:: SOURCE DATA ::

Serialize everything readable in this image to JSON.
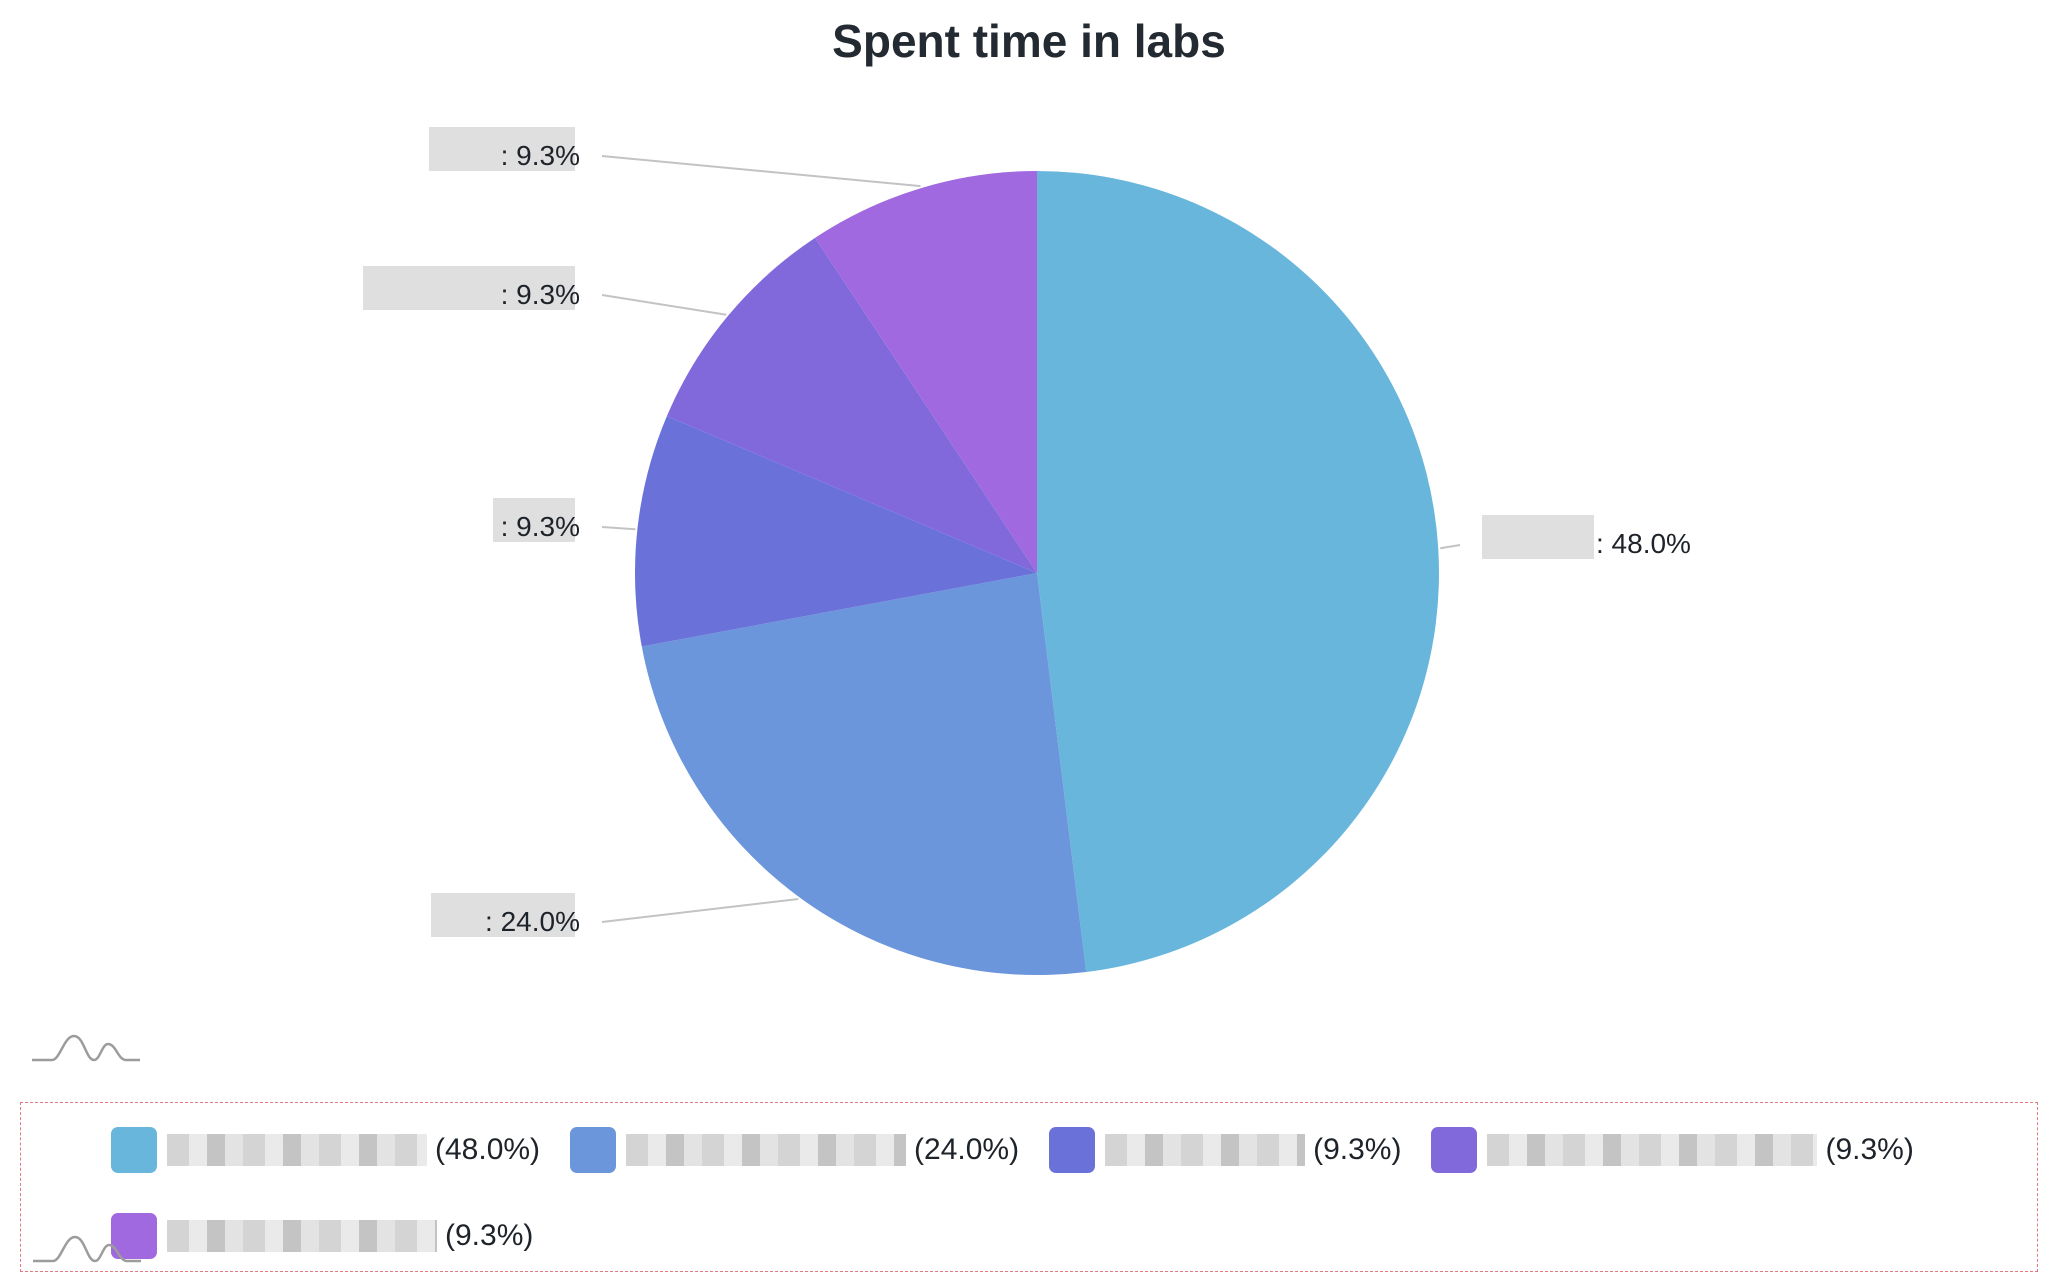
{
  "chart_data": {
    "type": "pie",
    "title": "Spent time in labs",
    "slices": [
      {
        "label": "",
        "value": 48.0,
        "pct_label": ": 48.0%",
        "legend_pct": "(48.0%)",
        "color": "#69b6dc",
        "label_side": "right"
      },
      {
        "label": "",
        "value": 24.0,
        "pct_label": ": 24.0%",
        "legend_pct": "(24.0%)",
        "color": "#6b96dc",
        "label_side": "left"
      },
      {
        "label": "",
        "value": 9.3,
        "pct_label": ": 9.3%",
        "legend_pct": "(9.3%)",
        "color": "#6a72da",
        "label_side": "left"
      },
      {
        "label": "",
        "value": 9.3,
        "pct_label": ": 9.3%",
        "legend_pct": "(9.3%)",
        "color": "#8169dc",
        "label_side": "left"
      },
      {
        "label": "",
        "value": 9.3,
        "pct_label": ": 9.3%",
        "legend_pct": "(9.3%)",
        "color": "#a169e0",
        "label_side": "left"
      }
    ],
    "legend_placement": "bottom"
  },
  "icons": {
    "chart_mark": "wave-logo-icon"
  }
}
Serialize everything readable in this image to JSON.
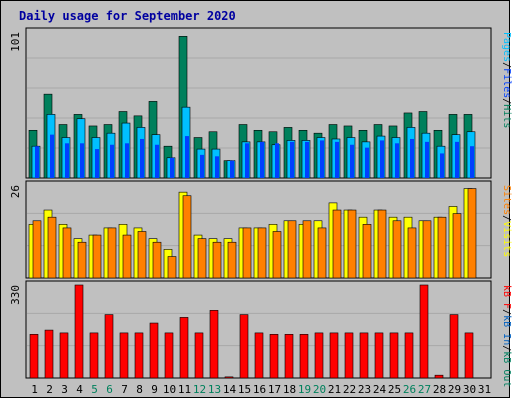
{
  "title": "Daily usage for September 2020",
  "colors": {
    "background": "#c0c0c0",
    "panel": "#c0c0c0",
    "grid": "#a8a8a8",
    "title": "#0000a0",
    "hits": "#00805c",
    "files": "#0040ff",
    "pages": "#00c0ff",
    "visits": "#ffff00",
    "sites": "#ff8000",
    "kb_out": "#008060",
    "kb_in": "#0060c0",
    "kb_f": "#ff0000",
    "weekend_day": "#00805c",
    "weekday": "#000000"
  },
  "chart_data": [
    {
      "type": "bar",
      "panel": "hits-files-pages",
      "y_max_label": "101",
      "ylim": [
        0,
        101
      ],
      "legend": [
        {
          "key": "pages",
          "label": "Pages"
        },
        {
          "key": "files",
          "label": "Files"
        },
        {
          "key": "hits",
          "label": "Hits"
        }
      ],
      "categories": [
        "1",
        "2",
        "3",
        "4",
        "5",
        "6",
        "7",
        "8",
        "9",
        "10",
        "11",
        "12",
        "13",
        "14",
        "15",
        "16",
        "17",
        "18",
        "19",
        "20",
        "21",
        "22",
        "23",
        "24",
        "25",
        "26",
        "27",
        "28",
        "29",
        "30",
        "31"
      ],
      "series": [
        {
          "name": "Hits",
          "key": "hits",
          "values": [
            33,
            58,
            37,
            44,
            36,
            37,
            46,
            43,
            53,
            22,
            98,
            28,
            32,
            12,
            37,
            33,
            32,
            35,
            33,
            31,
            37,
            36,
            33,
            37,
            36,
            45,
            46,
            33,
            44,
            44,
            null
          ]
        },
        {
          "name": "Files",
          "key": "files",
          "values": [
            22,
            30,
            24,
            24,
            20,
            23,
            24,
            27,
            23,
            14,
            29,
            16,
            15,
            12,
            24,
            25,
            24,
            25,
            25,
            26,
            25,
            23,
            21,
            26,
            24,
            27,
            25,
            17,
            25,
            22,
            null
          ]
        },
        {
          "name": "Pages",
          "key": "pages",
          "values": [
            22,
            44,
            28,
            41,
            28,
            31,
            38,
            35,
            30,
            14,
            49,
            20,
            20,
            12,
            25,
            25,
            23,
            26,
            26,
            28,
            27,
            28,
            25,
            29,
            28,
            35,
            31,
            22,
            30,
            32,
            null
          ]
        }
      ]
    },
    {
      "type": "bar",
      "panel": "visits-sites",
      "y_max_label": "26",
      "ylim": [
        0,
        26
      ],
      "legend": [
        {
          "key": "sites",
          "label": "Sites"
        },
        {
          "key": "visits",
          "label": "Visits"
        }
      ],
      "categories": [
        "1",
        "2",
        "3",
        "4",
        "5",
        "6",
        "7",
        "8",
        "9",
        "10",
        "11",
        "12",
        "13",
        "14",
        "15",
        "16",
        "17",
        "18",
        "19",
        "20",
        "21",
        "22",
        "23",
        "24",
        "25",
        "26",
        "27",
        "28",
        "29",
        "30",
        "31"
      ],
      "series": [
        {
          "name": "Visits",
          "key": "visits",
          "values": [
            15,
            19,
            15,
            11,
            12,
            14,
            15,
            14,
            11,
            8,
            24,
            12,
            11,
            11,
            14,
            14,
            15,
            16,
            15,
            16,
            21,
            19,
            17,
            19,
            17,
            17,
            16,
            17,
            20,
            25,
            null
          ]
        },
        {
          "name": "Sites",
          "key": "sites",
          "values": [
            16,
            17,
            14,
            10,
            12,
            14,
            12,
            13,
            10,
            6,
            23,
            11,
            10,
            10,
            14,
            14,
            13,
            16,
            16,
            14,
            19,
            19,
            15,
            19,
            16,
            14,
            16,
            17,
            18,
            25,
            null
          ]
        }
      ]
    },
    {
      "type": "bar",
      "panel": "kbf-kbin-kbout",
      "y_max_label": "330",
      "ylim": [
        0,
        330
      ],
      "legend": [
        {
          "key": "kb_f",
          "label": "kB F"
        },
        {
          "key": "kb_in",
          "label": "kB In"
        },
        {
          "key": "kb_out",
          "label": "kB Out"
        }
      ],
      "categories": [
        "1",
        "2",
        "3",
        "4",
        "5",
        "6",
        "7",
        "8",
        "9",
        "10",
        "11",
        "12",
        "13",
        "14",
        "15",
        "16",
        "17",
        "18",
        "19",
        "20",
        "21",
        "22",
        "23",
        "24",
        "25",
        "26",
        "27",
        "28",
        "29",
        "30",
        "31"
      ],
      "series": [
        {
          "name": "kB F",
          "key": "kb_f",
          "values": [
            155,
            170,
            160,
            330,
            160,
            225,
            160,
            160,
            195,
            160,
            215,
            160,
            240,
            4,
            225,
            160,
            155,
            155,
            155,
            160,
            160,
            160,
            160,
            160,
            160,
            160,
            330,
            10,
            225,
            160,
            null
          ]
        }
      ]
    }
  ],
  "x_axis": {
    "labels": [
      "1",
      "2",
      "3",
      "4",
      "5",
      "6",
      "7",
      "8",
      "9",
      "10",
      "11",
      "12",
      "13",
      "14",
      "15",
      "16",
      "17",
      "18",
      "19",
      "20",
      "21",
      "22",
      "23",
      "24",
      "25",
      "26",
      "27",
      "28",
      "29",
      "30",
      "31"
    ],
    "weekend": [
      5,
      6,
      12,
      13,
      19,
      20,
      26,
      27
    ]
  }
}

:::

» WORK REQUIRED
Pictures are not part of the copy; output everything else in the records exactly.

» COMPLETE ANSWER
Serialize everything readable in this image to JSON.
{
  "chart_data": {
    "type": "pie",
    "title": "Spent time in labs",
    "slices": [
      {
        "label": "",
        "value": 48.0,
        "pct_label": ": 48.0%",
        "legend_pct": "(48.0%)",
        "color": "#69b6dc",
        "label_side": "right"
      },
      {
        "label": "",
        "value": 24.0,
        "pct_label": ": 24.0%",
        "legend_pct": "(24.0%)",
        "color": "#6b96dc",
        "label_side": "left"
      },
      {
        "label": "",
        "value": 9.3,
        "pct_label": ": 9.3%",
        "legend_pct": "(9.3%)",
        "color": "#6a72da",
        "label_side": "left"
      },
      {
        "label": "",
        "value": 9.3,
        "pct_label": ": 9.3%",
        "legend_pct": "(9.3%)",
        "color": "#8169dc",
        "label_side": "left"
      },
      {
        "label": "",
        "value": 9.3,
        "pct_label": ": 9.3%",
        "legend_pct": "(9.3%)",
        "color": "#a169e0",
        "label_side": "left"
      }
    ],
    "legend_placement": "bottom"
  },
  "icons": {
    "chart_mark": "wave-logo-icon"
  }
}
Serialize everything readable in this image to JSON.
{
  "title": "Daily usage for September 2020",
  "colors": {
    "background": "#c0c0c0",
    "panel": "#c0c0c0",
    "grid": "#a8a8a8",
    "title": "#0000a0",
    "hits": "#00805c",
    "files": "#0040ff",
    "pages": "#00c0ff",
    "visits": "#ffff00",
    "sites": "#ff8000",
    "kb_out": "#008060",
    "kb_in": "#0060c0",
    "kb_f": "#ff0000",
    "weekend_day": "#00805c",
    "weekday": "#000000"
  },
  "chart_data": [
    {
      "type": "bar",
      "panel": "hits-files-pages",
      "y_max_label": "101",
      "ylim": [
        0,
        101
      ],
      "legend": [
        {
          "key": "pages",
          "label": "Pages"
        },
        {
          "key": "files",
          "label": "Files"
        },
        {
          "key": "hits",
          "label": "Hits"
        }
      ],
      "categories": [
        "1",
        "2",
        "3",
        "4",
        "5",
        "6",
        "7",
        "8",
        "9",
        "10",
        "11",
        "12",
        "13",
        "14",
        "15",
        "16",
        "17",
        "18",
        "19",
        "20",
        "21",
        "22",
        "23",
        "24",
        "25",
        "26",
        "27",
        "28",
        "29",
        "30",
        "31"
      ],
      "series": [
        {
          "name": "Hits",
          "key": "hits",
          "values": [
            33,
            58,
            37,
            44,
            36,
            37,
            46,
            43,
            53,
            22,
            98,
            28,
            32,
            12,
            37,
            33,
            32,
            35,
            33,
            31,
            37,
            36,
            33,
            37,
            36,
            45,
            46,
            33,
            44,
            44,
            null
          ]
        },
        {
          "name": "Files",
          "key": "files",
          "values": [
            22,
            30,
            24,
            24,
            20,
            23,
            24,
            27,
            23,
            14,
            29,
            16,
            15,
            12,
            24,
            25,
            24,
            25,
            25,
            26,
            25,
            23,
            21,
            26,
            24,
            27,
            25,
            17,
            25,
            22,
            null
          ]
        },
        {
          "name": "Pages",
          "key": "pages",
          "values": [
            22,
            44,
            28,
            41,
            28,
            31,
            38,
            35,
            30,
            14,
            49,
            20,
            20,
            12,
            25,
            25,
            23,
            26,
            26,
            28,
            27,
            28,
            25,
            29,
            28,
            35,
            31,
            22,
            30,
            32,
            null
          ]
        }
      ]
    },
    {
      "type": "bar",
      "panel": "visits-sites",
      "y_max_label": "26",
      "ylim": [
        0,
        26
      ],
      "legend": [
        {
          "key": "sites",
          "label": "Sites"
        },
        {
          "key": "visits",
          "label": "Visits"
        }
      ],
      "categories": [
        "1",
        "2",
        "3",
        "4",
        "5",
        "6",
        "7",
        "8",
        "9",
        "10",
        "11",
        "12",
        "13",
        "14",
        "15",
        "16",
        "17",
        "18",
        "19",
        "20",
        "21",
        "22",
        "23",
        "24",
        "25",
        "26",
        "27",
        "28",
        "29",
        "30",
        "31"
      ],
      "series": [
        {
          "name": "Visits",
          "key": "visits",
          "values": [
            15,
            19,
            15,
            11,
            12,
            14,
            15,
            14,
            11,
            8,
            24,
            12,
            11,
            11,
            14,
            14,
            15,
            16,
            15,
            16,
            21,
            19,
            17,
            19,
            17,
            17,
            16,
            17,
            20,
            25,
            null
          ]
        },
        {
          "name": "Sites",
          "key": "sites",
          "values": [
            16,
            17,
            14,
            10,
            12,
            14,
            12,
            13,
            10,
            6,
            23,
            11,
            10,
            10,
            14,
            14,
            13,
            16,
            16,
            14,
            19,
            19,
            15,
            19,
            16,
            14,
            16,
            17,
            18,
            25,
            null
          ]
        }
      ]
    },
    {
      "type": "bar",
      "panel": "kbf-kbin-kbout",
      "y_max_label": "330",
      "ylim": [
        0,
        330
      ],
      "legend": [
        {
          "key": "kb_f",
          "label": "kB F"
        },
        {
          "key": "kb_in",
          "label": "kB In"
        },
        {
          "key": "kb_out",
          "label": "kB Out"
        }
      ],
      "categories": [
        "1",
        "2",
        "3",
        "4",
        "5",
        "6",
        "7",
        "8",
        "9",
        "10",
        "11",
        "12",
        "13",
        "14",
        "15",
        "16",
        "17",
        "18",
        "19",
        "20",
        "21",
        "22",
        "23",
        "24",
        "25",
        "26",
        "27",
        "28",
        "29",
        "30",
        "31"
      ],
      "series": [
        {
          "name": "kB F",
          "key": "kb_f",
          "values": [
            155,
            170,
            160,
            330,
            160,
            225,
            160,
            160,
            195,
            160,
            215,
            160,
            240,
            4,
            225,
            160,
            155,
            155,
            155,
            160,
            160,
            160,
            160,
            160,
            160,
            160,
            330,
            10,
            225,
            160,
            null
          ]
        }
      ]
    }
  ],
  "x_axis": {
    "labels": [
      "1",
      "2",
      "3",
      "4",
      "5",
      "6",
      "7",
      "8",
      "9",
      "10",
      "11",
      "12",
      "13",
      "14",
      "15",
      "16",
      "17",
      "18",
      "19",
      "20",
      "21",
      "22",
      "23",
      "24",
      "25",
      "26",
      "27",
      "28",
      "29",
      "30",
      "31"
    ],
    "weekend": [
      5,
      6,
      12,
      13,
      19,
      20,
      26,
      27
    ]
  }
}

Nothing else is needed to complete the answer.